## Start DATA

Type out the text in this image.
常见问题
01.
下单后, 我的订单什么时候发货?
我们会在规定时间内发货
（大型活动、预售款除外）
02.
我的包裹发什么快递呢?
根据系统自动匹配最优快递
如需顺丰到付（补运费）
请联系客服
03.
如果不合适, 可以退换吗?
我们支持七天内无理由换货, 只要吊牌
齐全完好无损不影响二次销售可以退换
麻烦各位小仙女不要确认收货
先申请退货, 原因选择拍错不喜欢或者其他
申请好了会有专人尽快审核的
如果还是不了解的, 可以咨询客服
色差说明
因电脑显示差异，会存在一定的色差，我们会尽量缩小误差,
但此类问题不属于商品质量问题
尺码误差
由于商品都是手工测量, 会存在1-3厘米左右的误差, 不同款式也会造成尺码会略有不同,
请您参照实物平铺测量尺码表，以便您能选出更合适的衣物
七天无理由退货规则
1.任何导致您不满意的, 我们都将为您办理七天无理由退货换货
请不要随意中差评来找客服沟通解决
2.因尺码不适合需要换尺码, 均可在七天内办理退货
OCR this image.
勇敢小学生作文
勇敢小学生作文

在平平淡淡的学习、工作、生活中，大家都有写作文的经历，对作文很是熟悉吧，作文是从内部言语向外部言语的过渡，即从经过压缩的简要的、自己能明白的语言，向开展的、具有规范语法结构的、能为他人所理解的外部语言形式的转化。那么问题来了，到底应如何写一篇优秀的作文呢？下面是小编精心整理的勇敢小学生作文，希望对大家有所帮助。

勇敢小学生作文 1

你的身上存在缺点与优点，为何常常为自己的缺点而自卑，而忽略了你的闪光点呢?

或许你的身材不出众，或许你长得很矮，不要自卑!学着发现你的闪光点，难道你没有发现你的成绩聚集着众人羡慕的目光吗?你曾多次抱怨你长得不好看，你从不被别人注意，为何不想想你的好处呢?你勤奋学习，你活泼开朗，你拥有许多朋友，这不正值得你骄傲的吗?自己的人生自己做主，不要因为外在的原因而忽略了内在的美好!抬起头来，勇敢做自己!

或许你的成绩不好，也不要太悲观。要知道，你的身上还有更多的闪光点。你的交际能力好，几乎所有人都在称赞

## End DATA

§ **EXERCISE DIRECTIONS**: Look through the entries above; copy every line holding the string "this".

§ **WRITTEN SOLUTION**:
Type out the text in this image.
OCR this image.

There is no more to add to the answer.